• [Problem details] Using the records that follow, copy every line containing the word "this".

• [Supplied records]
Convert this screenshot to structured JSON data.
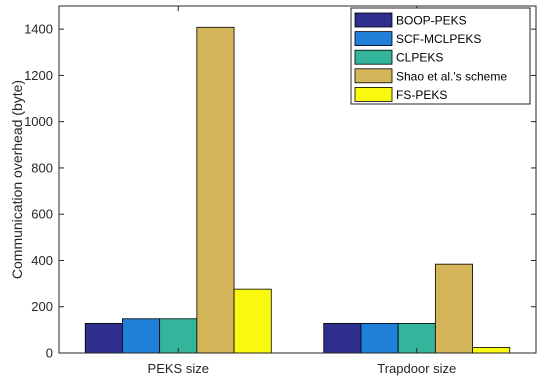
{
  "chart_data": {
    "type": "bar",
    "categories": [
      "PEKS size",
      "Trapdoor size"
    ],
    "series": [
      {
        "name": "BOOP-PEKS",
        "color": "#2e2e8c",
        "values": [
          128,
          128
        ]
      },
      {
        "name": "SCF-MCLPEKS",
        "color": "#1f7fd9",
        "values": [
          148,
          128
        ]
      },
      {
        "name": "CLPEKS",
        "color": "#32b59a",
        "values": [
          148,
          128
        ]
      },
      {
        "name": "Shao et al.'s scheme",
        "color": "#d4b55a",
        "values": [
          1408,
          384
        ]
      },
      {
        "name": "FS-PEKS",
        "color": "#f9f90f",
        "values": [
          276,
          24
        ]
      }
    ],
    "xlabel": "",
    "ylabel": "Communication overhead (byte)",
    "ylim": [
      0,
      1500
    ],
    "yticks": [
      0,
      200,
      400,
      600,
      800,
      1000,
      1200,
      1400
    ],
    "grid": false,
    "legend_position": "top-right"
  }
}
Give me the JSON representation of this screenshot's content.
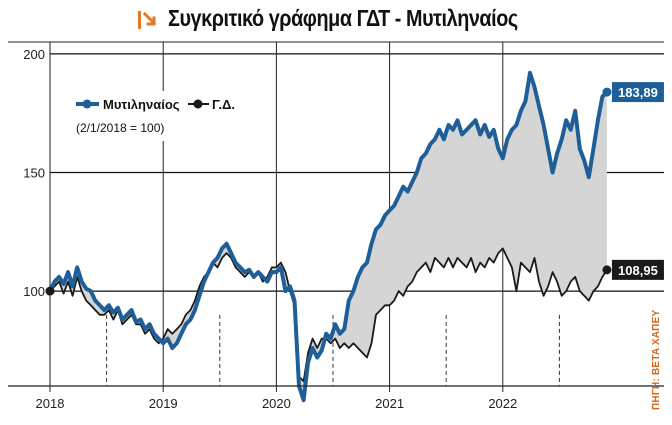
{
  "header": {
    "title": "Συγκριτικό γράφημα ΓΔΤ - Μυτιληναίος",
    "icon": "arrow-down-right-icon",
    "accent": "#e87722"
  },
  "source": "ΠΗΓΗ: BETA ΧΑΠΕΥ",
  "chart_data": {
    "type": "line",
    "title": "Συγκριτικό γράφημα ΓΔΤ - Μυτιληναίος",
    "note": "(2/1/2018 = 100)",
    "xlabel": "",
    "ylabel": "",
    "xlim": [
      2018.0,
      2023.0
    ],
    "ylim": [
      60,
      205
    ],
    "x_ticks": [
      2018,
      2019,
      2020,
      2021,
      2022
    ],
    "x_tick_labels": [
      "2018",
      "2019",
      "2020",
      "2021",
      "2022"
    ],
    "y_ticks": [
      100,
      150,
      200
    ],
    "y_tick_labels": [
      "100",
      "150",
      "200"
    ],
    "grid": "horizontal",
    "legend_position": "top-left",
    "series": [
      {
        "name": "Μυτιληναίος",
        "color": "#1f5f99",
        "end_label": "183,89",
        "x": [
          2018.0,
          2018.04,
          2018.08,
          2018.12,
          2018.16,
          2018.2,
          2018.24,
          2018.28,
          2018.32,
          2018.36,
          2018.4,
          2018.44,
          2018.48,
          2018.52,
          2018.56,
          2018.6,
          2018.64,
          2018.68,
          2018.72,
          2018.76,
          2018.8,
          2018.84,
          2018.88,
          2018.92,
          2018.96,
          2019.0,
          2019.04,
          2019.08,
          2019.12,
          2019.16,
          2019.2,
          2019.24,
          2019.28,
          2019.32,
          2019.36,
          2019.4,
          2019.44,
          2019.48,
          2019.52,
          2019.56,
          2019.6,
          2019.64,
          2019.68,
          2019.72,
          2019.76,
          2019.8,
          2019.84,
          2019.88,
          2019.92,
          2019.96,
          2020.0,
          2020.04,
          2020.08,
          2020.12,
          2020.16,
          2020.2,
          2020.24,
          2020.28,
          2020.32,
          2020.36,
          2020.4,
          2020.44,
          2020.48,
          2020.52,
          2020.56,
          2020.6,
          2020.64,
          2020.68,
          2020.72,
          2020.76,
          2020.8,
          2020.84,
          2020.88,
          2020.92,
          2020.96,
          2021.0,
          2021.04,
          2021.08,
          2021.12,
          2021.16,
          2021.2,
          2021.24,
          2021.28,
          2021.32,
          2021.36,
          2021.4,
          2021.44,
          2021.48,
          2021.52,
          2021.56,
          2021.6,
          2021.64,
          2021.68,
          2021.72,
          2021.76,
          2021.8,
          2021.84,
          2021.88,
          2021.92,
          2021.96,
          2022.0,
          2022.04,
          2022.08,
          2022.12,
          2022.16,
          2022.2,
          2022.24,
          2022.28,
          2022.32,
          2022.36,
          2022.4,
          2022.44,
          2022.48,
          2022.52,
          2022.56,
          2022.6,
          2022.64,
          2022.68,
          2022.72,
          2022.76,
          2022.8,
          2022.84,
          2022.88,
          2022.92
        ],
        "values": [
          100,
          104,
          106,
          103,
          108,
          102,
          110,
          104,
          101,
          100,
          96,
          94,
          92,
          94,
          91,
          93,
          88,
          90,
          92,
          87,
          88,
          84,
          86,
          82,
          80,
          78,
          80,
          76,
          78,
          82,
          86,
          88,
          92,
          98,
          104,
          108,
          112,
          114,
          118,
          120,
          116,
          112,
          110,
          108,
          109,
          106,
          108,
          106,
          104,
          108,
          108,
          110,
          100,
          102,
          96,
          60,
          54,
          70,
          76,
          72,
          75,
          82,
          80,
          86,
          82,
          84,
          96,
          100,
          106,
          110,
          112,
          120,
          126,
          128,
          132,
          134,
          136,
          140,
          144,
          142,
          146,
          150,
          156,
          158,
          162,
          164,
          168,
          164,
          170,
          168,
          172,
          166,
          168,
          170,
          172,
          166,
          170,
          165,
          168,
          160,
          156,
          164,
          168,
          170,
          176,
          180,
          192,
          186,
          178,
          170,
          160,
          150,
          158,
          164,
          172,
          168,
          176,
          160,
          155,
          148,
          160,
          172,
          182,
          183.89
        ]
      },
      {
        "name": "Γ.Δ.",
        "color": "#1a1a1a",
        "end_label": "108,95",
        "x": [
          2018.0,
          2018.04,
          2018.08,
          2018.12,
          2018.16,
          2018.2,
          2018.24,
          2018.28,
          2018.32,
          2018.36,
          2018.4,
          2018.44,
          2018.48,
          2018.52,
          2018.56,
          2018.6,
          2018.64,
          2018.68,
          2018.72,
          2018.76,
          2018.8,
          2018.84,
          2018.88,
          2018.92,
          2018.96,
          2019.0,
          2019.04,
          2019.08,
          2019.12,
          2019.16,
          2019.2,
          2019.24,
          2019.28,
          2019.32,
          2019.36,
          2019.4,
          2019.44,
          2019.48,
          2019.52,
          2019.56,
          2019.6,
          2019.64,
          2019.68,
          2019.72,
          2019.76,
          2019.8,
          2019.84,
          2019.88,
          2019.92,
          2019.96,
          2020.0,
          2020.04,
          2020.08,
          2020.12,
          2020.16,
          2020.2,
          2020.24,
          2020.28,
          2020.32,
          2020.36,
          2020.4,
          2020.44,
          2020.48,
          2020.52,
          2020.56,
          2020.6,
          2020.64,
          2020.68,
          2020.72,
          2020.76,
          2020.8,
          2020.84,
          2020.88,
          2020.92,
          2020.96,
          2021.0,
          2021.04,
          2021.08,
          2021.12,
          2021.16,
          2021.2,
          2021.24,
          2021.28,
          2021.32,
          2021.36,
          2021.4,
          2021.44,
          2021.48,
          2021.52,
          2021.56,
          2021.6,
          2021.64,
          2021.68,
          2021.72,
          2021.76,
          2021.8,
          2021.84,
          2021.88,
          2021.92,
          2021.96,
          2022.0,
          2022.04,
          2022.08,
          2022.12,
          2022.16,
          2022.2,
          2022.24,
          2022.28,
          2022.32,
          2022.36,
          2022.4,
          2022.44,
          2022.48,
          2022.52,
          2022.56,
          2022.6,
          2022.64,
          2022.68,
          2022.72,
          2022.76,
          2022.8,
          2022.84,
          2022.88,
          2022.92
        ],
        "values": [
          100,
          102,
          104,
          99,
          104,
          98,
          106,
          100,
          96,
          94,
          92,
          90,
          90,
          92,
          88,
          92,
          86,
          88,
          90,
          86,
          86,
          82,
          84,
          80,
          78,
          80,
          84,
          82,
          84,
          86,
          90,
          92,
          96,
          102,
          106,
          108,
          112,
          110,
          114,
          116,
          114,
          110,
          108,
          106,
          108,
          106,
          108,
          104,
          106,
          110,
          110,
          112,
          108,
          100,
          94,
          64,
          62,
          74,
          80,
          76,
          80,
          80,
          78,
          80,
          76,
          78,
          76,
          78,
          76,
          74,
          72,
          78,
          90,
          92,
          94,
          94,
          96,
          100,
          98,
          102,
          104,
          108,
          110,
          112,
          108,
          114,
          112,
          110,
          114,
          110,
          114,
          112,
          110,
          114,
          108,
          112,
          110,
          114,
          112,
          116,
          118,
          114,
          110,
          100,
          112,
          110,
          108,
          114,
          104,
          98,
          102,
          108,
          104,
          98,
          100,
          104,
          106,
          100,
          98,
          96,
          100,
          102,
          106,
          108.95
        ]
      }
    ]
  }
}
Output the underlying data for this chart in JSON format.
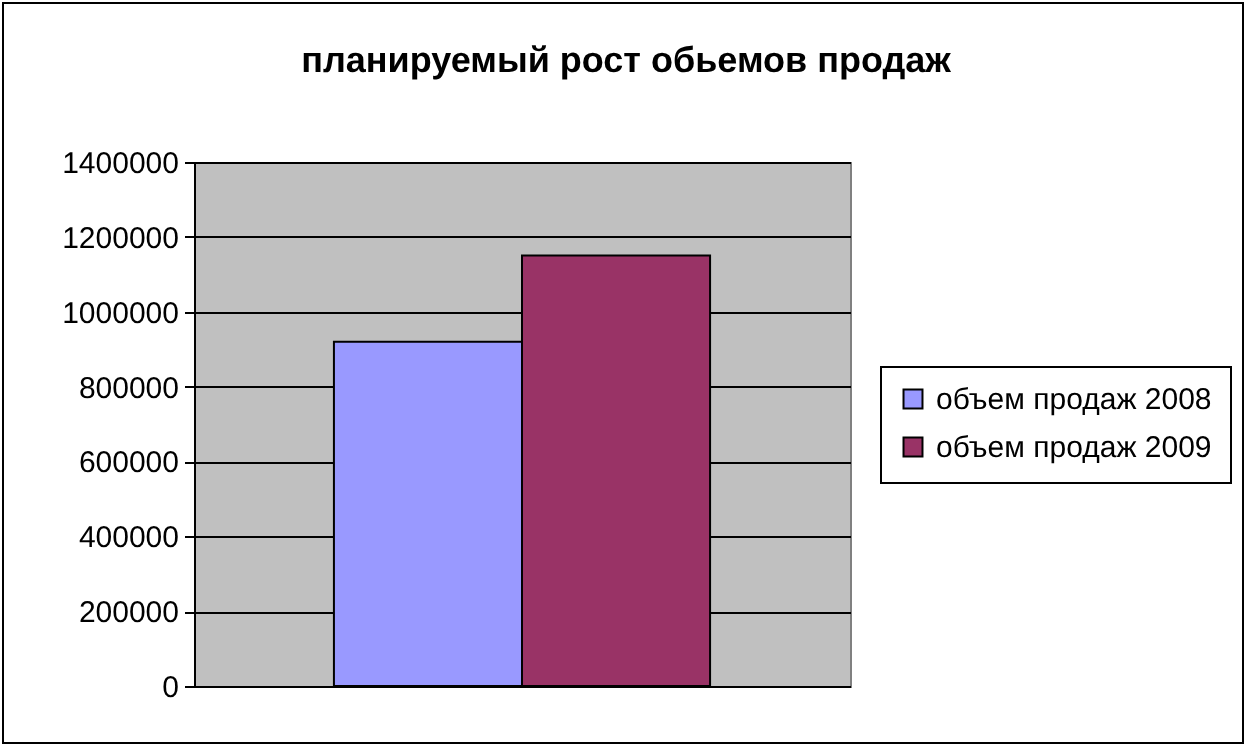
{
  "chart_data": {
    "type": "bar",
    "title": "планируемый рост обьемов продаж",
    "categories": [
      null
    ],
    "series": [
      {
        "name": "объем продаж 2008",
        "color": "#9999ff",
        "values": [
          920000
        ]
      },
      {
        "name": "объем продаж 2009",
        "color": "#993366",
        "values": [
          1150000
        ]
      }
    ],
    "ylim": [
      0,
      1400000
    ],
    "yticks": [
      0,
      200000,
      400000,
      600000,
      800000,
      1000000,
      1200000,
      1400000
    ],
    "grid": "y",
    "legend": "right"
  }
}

• [Response to the exercise]
Convert this screenshot to structured JSON data.
Give me the JSON representation of this screenshot's content.
Output the underlying data for this chart in JSON format.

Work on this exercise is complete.